• _DESCRIPTION OF THE TASK_
Nothing but the lines from the one containing "Output a JSON" to the end of the data should be returned, exactly as written; pictures are omitted.

Dataset entries on figures
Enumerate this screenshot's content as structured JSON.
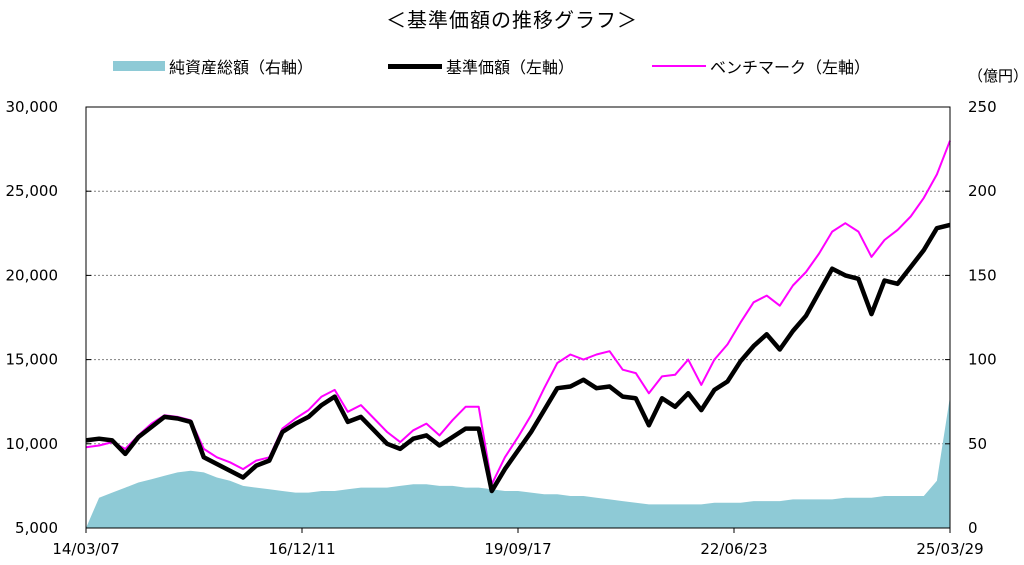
{
  "chart_data": {
    "type": "line",
    "title": "＜基準価額の推移グラフ＞",
    "unit_right": "（億円）",
    "legend": {
      "area": "純資産総額（右軸）",
      "nav": "基準価額（左軸）",
      "bench": "ベンチマーク（左軸）"
    },
    "colors": {
      "area": "#8ecad6",
      "nav": "#000000",
      "bench": "#ff00ff",
      "grid": "#808080"
    },
    "left_axis": {
      "min": 5000,
      "max": 30000,
      "ticks": [
        5000,
        10000,
        15000,
        20000,
        25000,
        30000
      ],
      "tick_labels": [
        "5,000",
        "10,000",
        "15,000",
        "20,000",
        "25,000",
        "30,000"
      ]
    },
    "right_axis": {
      "min": 0,
      "max": 250,
      "ticks": [
        0,
        50,
        100,
        150,
        200,
        250
      ],
      "tick_labels": [
        "0",
        "50",
        "100",
        "150",
        "200",
        "250"
      ]
    },
    "x_axis": {
      "min": 0,
      "max": 132,
      "ticks": [
        0,
        33,
        66,
        99,
        132
      ],
      "tick_labels": [
        "14/03/07",
        "16/12/11",
        "19/09/17",
        "22/06/23",
        "25/03/29"
      ]
    },
    "x": [
      0,
      2,
      4,
      6,
      8,
      10,
      12,
      14,
      16,
      18,
      20,
      22,
      24,
      26,
      28,
      30,
      32,
      34,
      36,
      38,
      40,
      42,
      44,
      46,
      48,
      50,
      52,
      54,
      56,
      58,
      60,
      62,
      64,
      66,
      68,
      70,
      72,
      74,
      76,
      78,
      80,
      82,
      84,
      86,
      88,
      90,
      92,
      94,
      96,
      98,
      100,
      102,
      104,
      106,
      108,
      110,
      112,
      114,
      116,
      118,
      120,
      122,
      124,
      126,
      128,
      130,
      132
    ],
    "series": [
      {
        "name": "基準価額（左軸）",
        "axis": "left",
        "values": [
          10200,
          10300,
          10200,
          9400,
          10400,
          11000,
          11600,
          11500,
          11300,
          9200,
          8800,
          8400,
          8000,
          8700,
          9000,
          10700,
          11200,
          11600,
          12300,
          12800,
          11300,
          11600,
          10800,
          10000,
          9700,
          10300,
          10500,
          9900,
          10400,
          10900,
          10900,
          7200,
          8500,
          9600,
          10700,
          12000,
          13300,
          13400,
          13800,
          13300,
          13400,
          12800,
          12700,
          11100,
          12700,
          12200,
          13000,
          12000,
          13200,
          13700,
          14900,
          15800,
          16500,
          15600,
          16700,
          17600,
          19000,
          20400,
          20000,
          19800,
          17700,
          19700,
          19500,
          20500,
          21500,
          22800,
          23000
        ]
      },
      {
        "name": "ベンチマーク（左軸）",
        "axis": "left",
        "values": [
          9800,
          9900,
          10100,
          9700,
          10500,
          11200,
          11700,
          11600,
          11400,
          9700,
          9200,
          8900,
          8500,
          9000,
          9200,
          10900,
          11500,
          12000,
          12800,
          13200,
          11900,
          12300,
          11500,
          10700,
          10100,
          10800,
          11200,
          10500,
          11400,
          12200,
          12200,
          7600,
          9200,
          10400,
          11700,
          13300,
          14800,
          15300,
          15000,
          15300,
          15500,
          14400,
          14200,
          13000,
          14000,
          14100,
          15000,
          13500,
          15000,
          15900,
          17200,
          18400,
          18800,
          18200,
          19400,
          20200,
          21300,
          22600,
          23100,
          22600,
          21100,
          22100,
          22700,
          23500,
          24600,
          26000,
          28000
        ]
      },
      {
        "name": "純資産総額（右軸）",
        "axis": "right",
        "values": [
          0,
          18,
          21,
          24,
          27,
          29,
          31,
          33,
          34,
          33,
          30,
          28,
          25,
          24,
          23,
          22,
          21,
          21,
          22,
          22,
          23,
          24,
          24,
          24,
          25,
          26,
          26,
          25,
          25,
          24,
          24,
          23,
          22,
          22,
          21,
          20,
          20,
          19,
          19,
          18,
          17,
          16,
          15,
          14,
          14,
          14,
          14,
          14,
          15,
          15,
          15,
          16,
          16,
          16,
          17,
          17,
          17,
          17,
          18,
          18,
          18,
          19,
          19,
          19,
          19,
          28,
          78
        ]
      }
    ]
  }
}
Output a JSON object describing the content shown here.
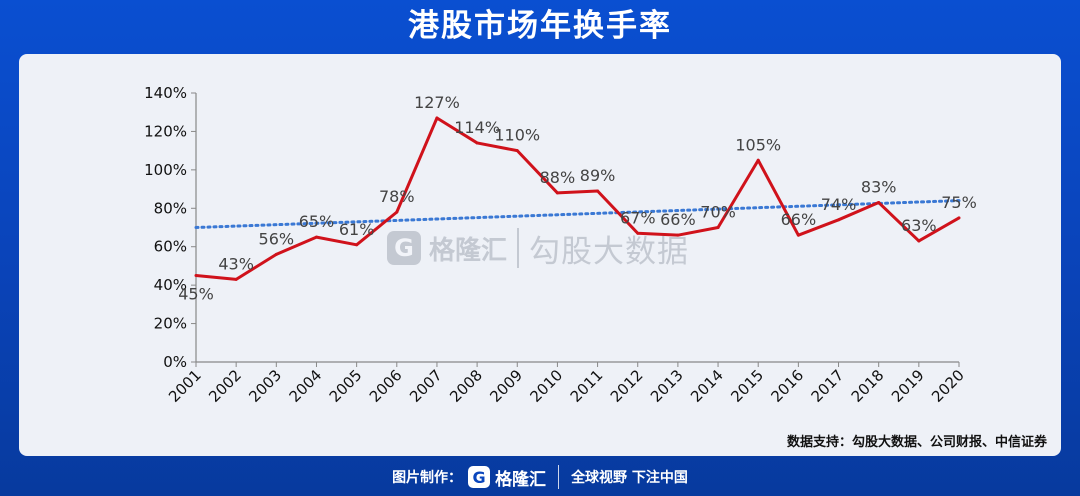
{
  "header": {
    "title": "港股市场年换手率"
  },
  "chart_data": {
    "type": "line",
    "title": "港股市场年换手率",
    "x": [
      "2001",
      "2002",
      "2003",
      "2004",
      "2005",
      "2006",
      "2007",
      "2008",
      "2009",
      "2010",
      "2011",
      "2012",
      "2013",
      "2014",
      "2015",
      "2016",
      "2017",
      "2018",
      "2019",
      "2020"
    ],
    "series": [
      {
        "values": [
          45,
          43,
          56,
          65,
          61,
          78,
          127,
          114,
          110,
          88,
          89,
          67,
          66,
          70,
          105,
          66,
          74,
          83,
          63,
          75
        ],
        "color": "#d0121b"
      }
    ],
    "data_labels": [
      "45%",
      "43%",
      "56%",
      "65%",
      "61%",
      "78%",
      "127%",
      "114%",
      "110%",
      "88%",
      "89%",
      "67%",
      "66%",
      "70%",
      "105%",
      "66%",
      "74%",
      "83%",
      "63%",
      "75%"
    ],
    "trendline": {
      "style": "dotted",
      "color": "#3a78d4",
      "start": 70,
      "end": 84
    },
    "ylim": [
      0,
      140
    ],
    "y_ticks": [
      "0%",
      "20%",
      "40%",
      "60%",
      "80%",
      "100%",
      "120%",
      "140%"
    ],
    "y_tick_values": [
      0,
      20,
      40,
      60,
      80,
      100,
      120,
      140
    ],
    "grid": false,
    "legend": "none",
    "xlabel": "",
    "ylabel": ""
  },
  "source": {
    "text": "数据支持：勾股大数据、公司财报、中信证券"
  },
  "watermark": {
    "logo_letter": "G",
    "brand": "格隆汇",
    "text": "勾股大数据"
  },
  "footer": {
    "made_by": "图片制作：",
    "logo_letter": "G",
    "brand": "格隆汇",
    "slogan": "全球视野 下注中国"
  }
}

• _RESULT OF THE TASK_
Output a JSON object describing the content shown here.
{
  "header": {
    "title": "港股市场年换手率"
  },
  "chart_data": {
    "type": "line",
    "title": "港股市场年换手率",
    "x": [
      "2001",
      "2002",
      "2003",
      "2004",
      "2005",
      "2006",
      "2007",
      "2008",
      "2009",
      "2010",
      "2011",
      "2012",
      "2013",
      "2014",
      "2015",
      "2016",
      "2017",
      "2018",
      "2019",
      "2020"
    ],
    "series": [
      {
        "values": [
          45,
          43,
          56,
          65,
          61,
          78,
          127,
          114,
          110,
          88,
          89,
          67,
          66,
          70,
          105,
          66,
          74,
          83,
          63,
          75
        ],
        "color": "#d0121b"
      }
    ],
    "data_labels": [
      "45%",
      "43%",
      "56%",
      "65%",
      "61%",
      "78%",
      "127%",
      "114%",
      "110%",
      "88%",
      "89%",
      "67%",
      "66%",
      "70%",
      "105%",
      "66%",
      "74%",
      "83%",
      "63%",
      "75%"
    ],
    "trendline": {
      "style": "dotted",
      "color": "#3a78d4",
      "start": 70,
      "end": 84
    },
    "ylim": [
      0,
      140
    ],
    "y_ticks": [
      "0%",
      "20%",
      "40%",
      "60%",
      "80%",
      "100%",
      "120%",
      "140%"
    ],
    "y_tick_values": [
      0,
      20,
      40,
      60,
      80,
      100,
      120,
      140
    ],
    "grid": false,
    "legend": "none",
    "xlabel": "",
    "ylabel": ""
  },
  "source": {
    "text": "数据支持：勾股大数据、公司财报、中信证券"
  },
  "watermark": {
    "logo_letter": "G",
    "brand": "格隆汇",
    "text": "勾股大数据"
  },
  "footer": {
    "made_by": "图片制作：",
    "logo_letter": "G",
    "brand": "格隆汇",
    "slogan": "全球视野 下注中国"
  }
}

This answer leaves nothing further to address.